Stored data
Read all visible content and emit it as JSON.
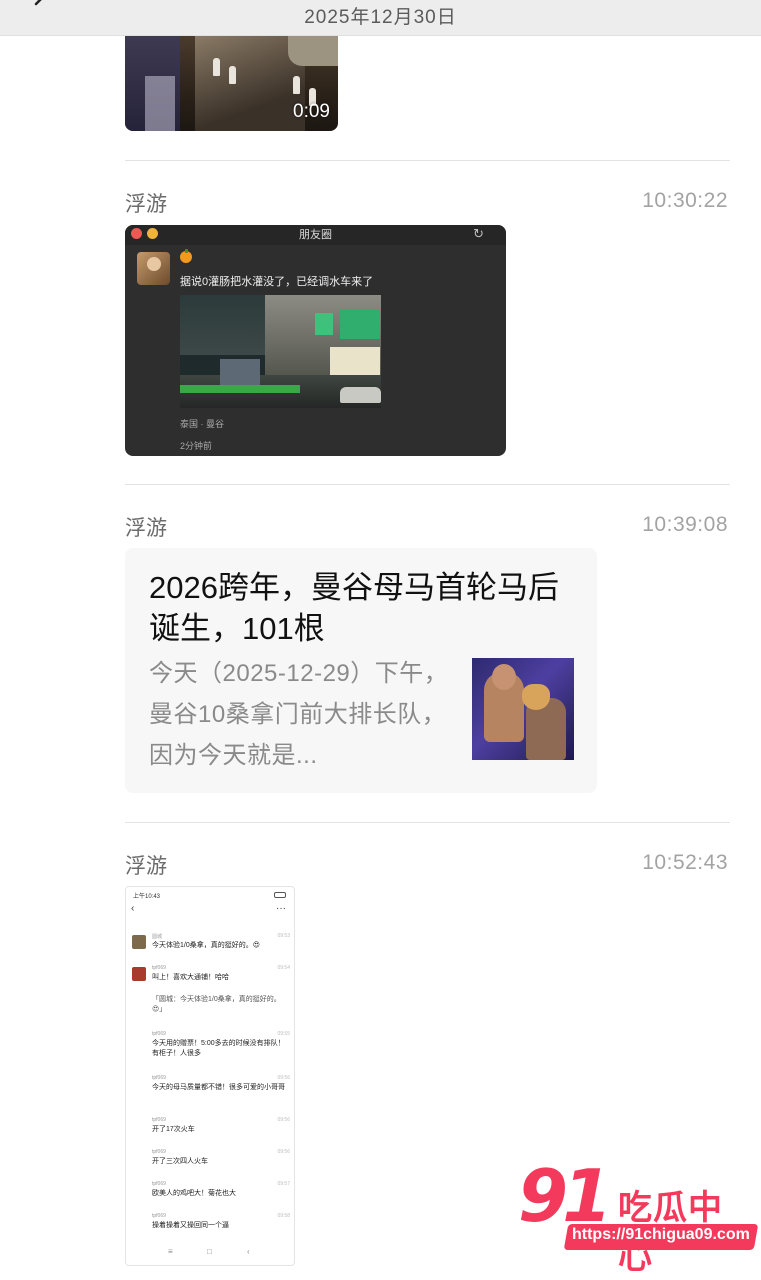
{
  "header": {
    "date": "2025年12月30日",
    "back_icon": "chevron-left-icon"
  },
  "video": {
    "duration": "0:09"
  },
  "messages": [
    {
      "sender": "浮游",
      "time": "10:30:22",
      "moments": {
        "window_title": "朋友圈",
        "text": "据说0灌肠把水灌没了，已经调水车来了",
        "location": "泰国 · 曼谷",
        "ago": "2分钟前"
      }
    },
    {
      "sender": "浮游",
      "time": "10:39:08",
      "article": {
        "title": "2026跨年，曼谷母马首轮马后诞生，101根",
        "desc": "今天（2025-12-29）下午，曼谷10桑拿门前大排长队，因为今天就是..."
      }
    },
    {
      "sender": "浮游",
      "time": "10:52:43",
      "chat_shot": {
        "status_time": "上午10:43",
        "items": [
          {
            "name": "圆城",
            "time": "09:53",
            "text": "今天体验1/0桑拿，真的挺好的。😍"
          },
          {
            "name": "tpf069",
            "time": "09:54",
            "text": "叫上！喜欢大通铺！哈哈"
          },
          {
            "name": "",
            "time": "",
            "text": "「圆城：今天体验1/0桑拿，真的挺好的。😍」"
          },
          {
            "name": "tpf069",
            "time": "09:55",
            "text": "今天用的赠票！5:00多去的时候没有排队！有柜子！人很多"
          },
          {
            "name": "tpf069",
            "time": "09:56",
            "text": "今天的母马质量都不错！很多可爱的小哥哥"
          },
          {
            "name": "tpf069",
            "time": "09:56",
            "text": "开了17次火车"
          },
          {
            "name": "tpf069",
            "time": "09:56",
            "text": "开了三次四人火车"
          },
          {
            "name": "tpf069",
            "time": "09:57",
            "text": "欧美人的鸡吧大！菊花也大"
          },
          {
            "name": "tpf069",
            "time": "09:58",
            "text": "操着操着又操回同一个逼"
          }
        ]
      }
    }
  ],
  "watermark": {
    "num": "91",
    "name": "吃瓜中心",
    "url": "https://91chigua09.com"
  }
}
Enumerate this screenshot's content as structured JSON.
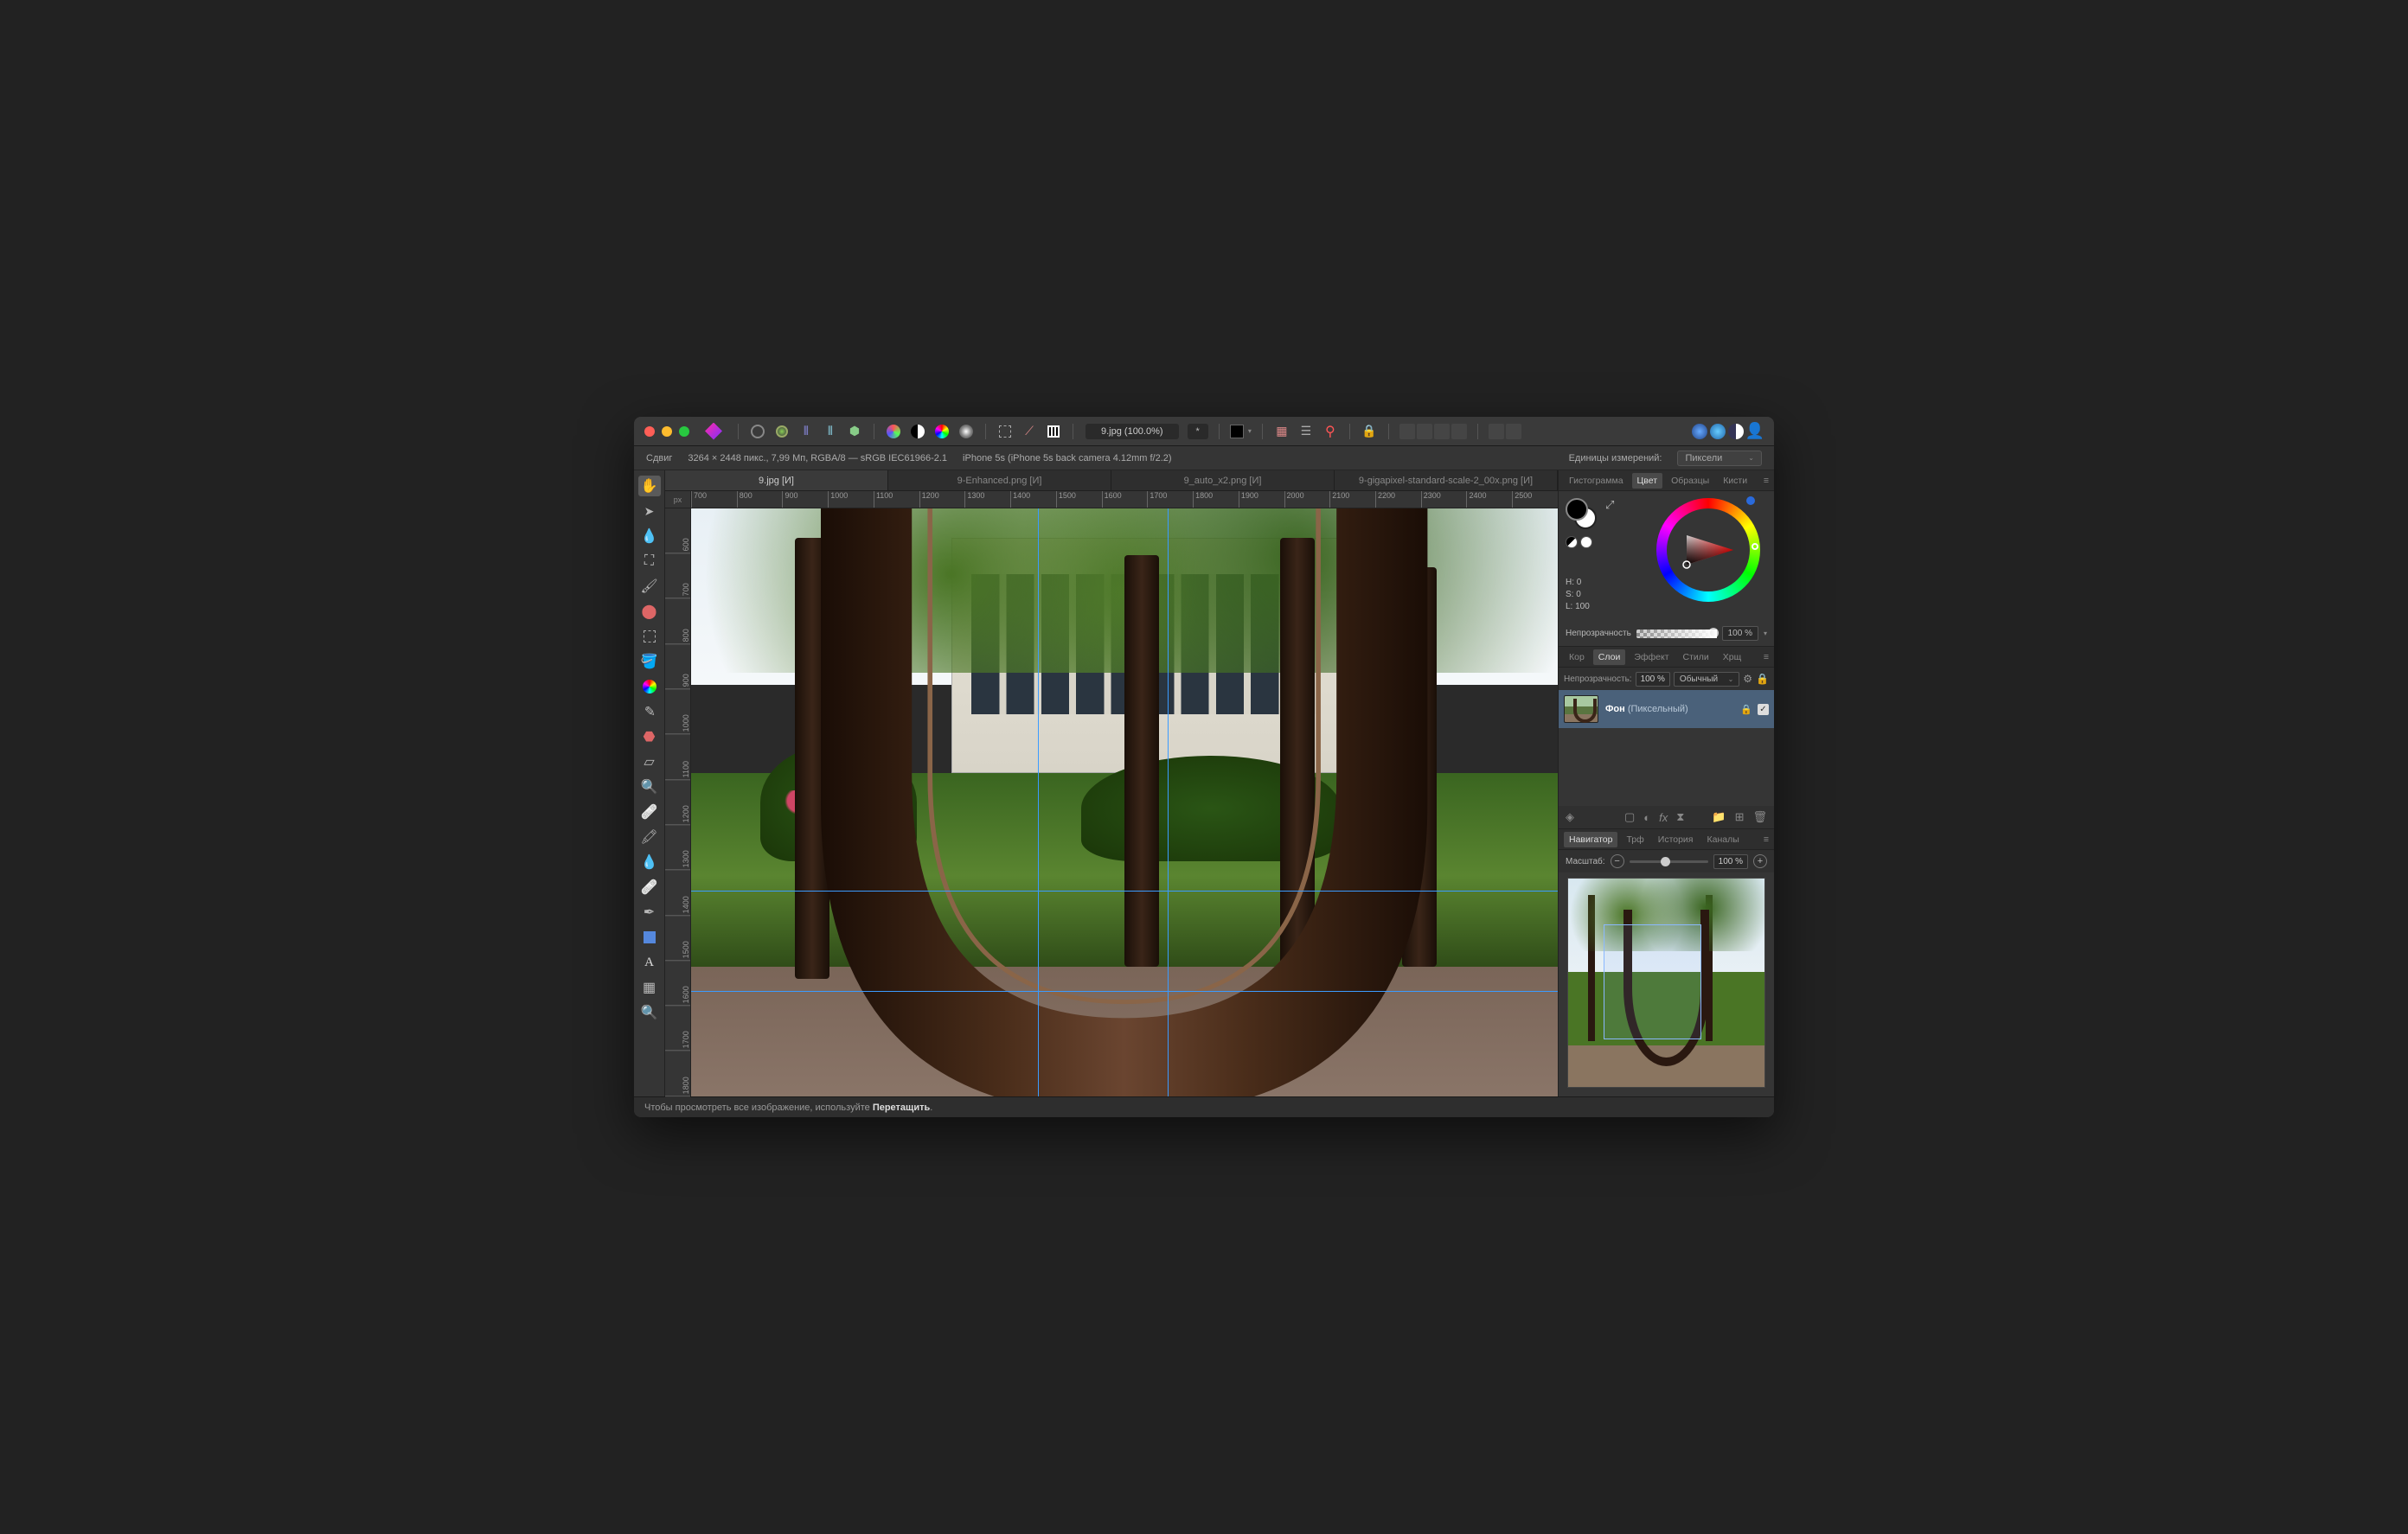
{
  "titlebar": {
    "filename": "9.jpg (100.0%)",
    "modified": "*"
  },
  "infobar": {
    "tool_label": "Сдвиг",
    "dims": "3264 × 2448 пикс., 7,99 Мп, RGBA/8 — sRGB IEC61966-2.1",
    "camera": "iPhone 5s (iPhone 5s back camera 4.12mm f/2.2)",
    "units_label": "Единицы измерений:",
    "units_value": "Пиксели"
  },
  "doctabs": [
    {
      "label": "9.jpg [И]",
      "active": true
    },
    {
      "label": "9-Enhanced.png [И]",
      "active": false
    },
    {
      "label": "9_auto_x2.png [И]",
      "active": false
    },
    {
      "label": "9-gigapixel-standard-scale-2_00x.png [И]",
      "active": false
    }
  ],
  "ruler": {
    "unit": "px",
    "h": [
      "700",
      "800",
      "900",
      "1000",
      "1100",
      "1200",
      "1300",
      "1400",
      "1500",
      "1600",
      "1700",
      "1800",
      "1900",
      "2000",
      "2100",
      "2200",
      "2300",
      "2400",
      "2500"
    ],
    "v": [
      "600",
      "700",
      "800",
      "900",
      "1000",
      "1100",
      "1200",
      "1300",
      "1400",
      "1500",
      "1600",
      "1700",
      "1800"
    ]
  },
  "color_panel": {
    "tabs": [
      "Гистограмма",
      "Цвет",
      "Образцы",
      "Кисти"
    ],
    "active_tab": "Цвет",
    "h": "H: 0",
    "s": "S: 0",
    "l": "L: 100",
    "opacity_label": "Непрозрачность",
    "opacity_value": "100 %"
  },
  "layers_panel": {
    "tabs": [
      "Кор",
      "Слои",
      "Эффект",
      "Стили",
      "Хрщ"
    ],
    "active_tab": "Слои",
    "opacity_label": "Непрозрачность:",
    "opacity_value": "100 %",
    "blend_mode": "Обычный",
    "layer_name": "Фон",
    "layer_type": "(Пиксельный)"
  },
  "navigator_panel": {
    "tabs": [
      "Навигатор",
      "Трф",
      "История",
      "Каналы"
    ],
    "active_tab": "Навигатор",
    "zoom_label": "Масштаб:",
    "zoom_value": "100 %"
  },
  "statusbar": {
    "hint_prefix": "Чтобы просмотреть все изображение, используйте ",
    "hint_action": "Перетащить"
  }
}
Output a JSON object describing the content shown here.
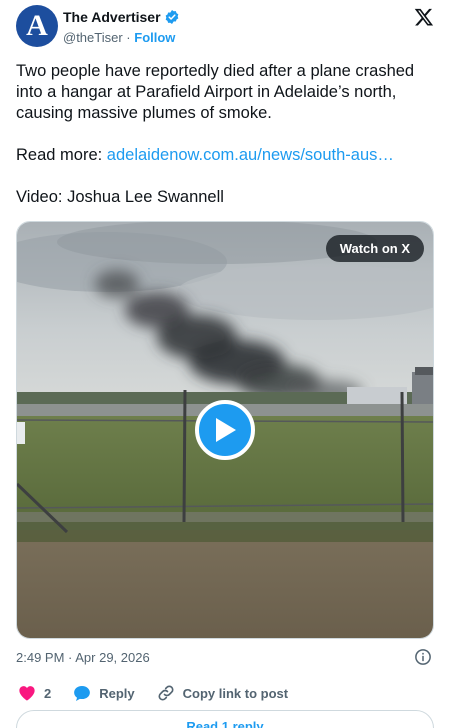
{
  "author": {
    "avatar_letter": "A",
    "display_name": "The Advertiser",
    "handle": "@theTiser",
    "separator": " · ",
    "follow_label": "Follow"
  },
  "tweet": {
    "paragraph1": "Two people have reportedly died after a plane crashed into a hangar at Parafield Airport in Adelaide’s north, causing massive plumes of smoke.",
    "read_more_prefix": "Read more: ",
    "read_more_link": "adelaidenow.com.au/news/south-aus…",
    "video_credit": "Video: Joshua Lee Swannell"
  },
  "media": {
    "watch_label": "Watch on X"
  },
  "meta": {
    "timestamp": "2:49 PM · Apr 29, 2026"
  },
  "actions": {
    "like_count": "2",
    "reply_label": "Reply",
    "copy_link_label": "Copy link to post"
  },
  "footer": {
    "read_replies_label": "Read 1 reply"
  },
  "colors": {
    "accent": "#1d9bf0",
    "like": "#f91880",
    "secondary_text": "#536471"
  }
}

* SHORT PROBLEM
Return every line of the preceding records in which the word "content" appears.

* ANSWER FOR THE TASK
Read all visible content and emit it as JSON.
Enumerate this screenshot's content as structured JSON.
Output a JSON object describing the content shown here.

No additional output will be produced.